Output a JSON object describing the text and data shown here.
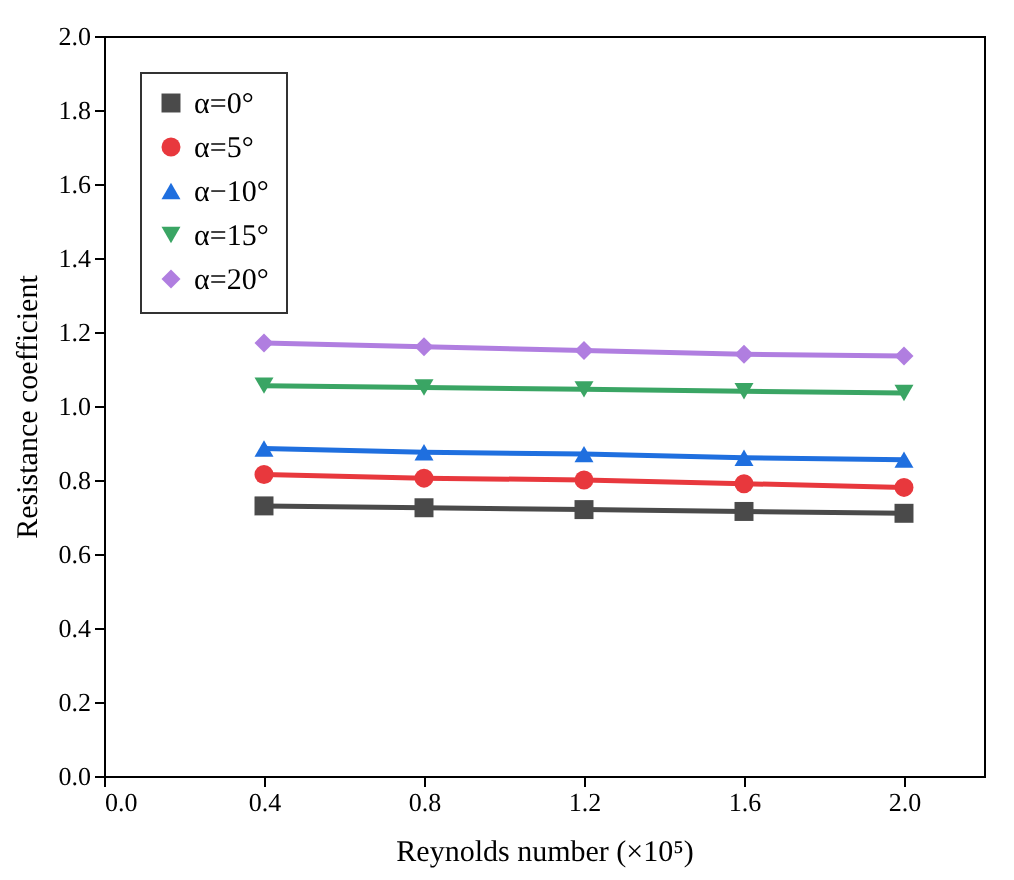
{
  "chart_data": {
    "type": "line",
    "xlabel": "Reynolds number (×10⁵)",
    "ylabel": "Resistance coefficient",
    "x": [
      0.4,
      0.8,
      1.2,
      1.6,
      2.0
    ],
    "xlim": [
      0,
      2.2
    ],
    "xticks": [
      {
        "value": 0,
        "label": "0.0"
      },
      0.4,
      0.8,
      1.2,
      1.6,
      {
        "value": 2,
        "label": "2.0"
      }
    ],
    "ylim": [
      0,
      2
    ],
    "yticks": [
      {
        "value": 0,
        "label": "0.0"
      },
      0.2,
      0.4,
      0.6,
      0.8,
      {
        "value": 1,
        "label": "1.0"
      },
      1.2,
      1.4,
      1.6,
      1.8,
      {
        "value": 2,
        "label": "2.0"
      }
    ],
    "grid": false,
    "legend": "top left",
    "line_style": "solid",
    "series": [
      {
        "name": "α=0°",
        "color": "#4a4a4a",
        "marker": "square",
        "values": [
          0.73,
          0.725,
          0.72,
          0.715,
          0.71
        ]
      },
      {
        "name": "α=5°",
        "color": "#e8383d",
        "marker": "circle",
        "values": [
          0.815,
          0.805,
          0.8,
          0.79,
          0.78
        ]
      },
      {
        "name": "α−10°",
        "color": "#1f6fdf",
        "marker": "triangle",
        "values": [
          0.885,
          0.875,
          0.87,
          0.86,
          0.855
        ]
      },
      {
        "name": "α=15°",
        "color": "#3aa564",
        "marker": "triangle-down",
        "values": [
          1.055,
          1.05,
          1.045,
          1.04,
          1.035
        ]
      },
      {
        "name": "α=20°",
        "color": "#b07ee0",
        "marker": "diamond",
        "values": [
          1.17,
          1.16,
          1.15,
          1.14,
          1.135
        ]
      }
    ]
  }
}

● Stated task: Write out every line from the entries where "marker" appears.

● Result for this task:
        "marker": "square",
        "marker": "circle",
        "marker": "triangle",
        "marker": "triangle-down",
        "marker": "diamond",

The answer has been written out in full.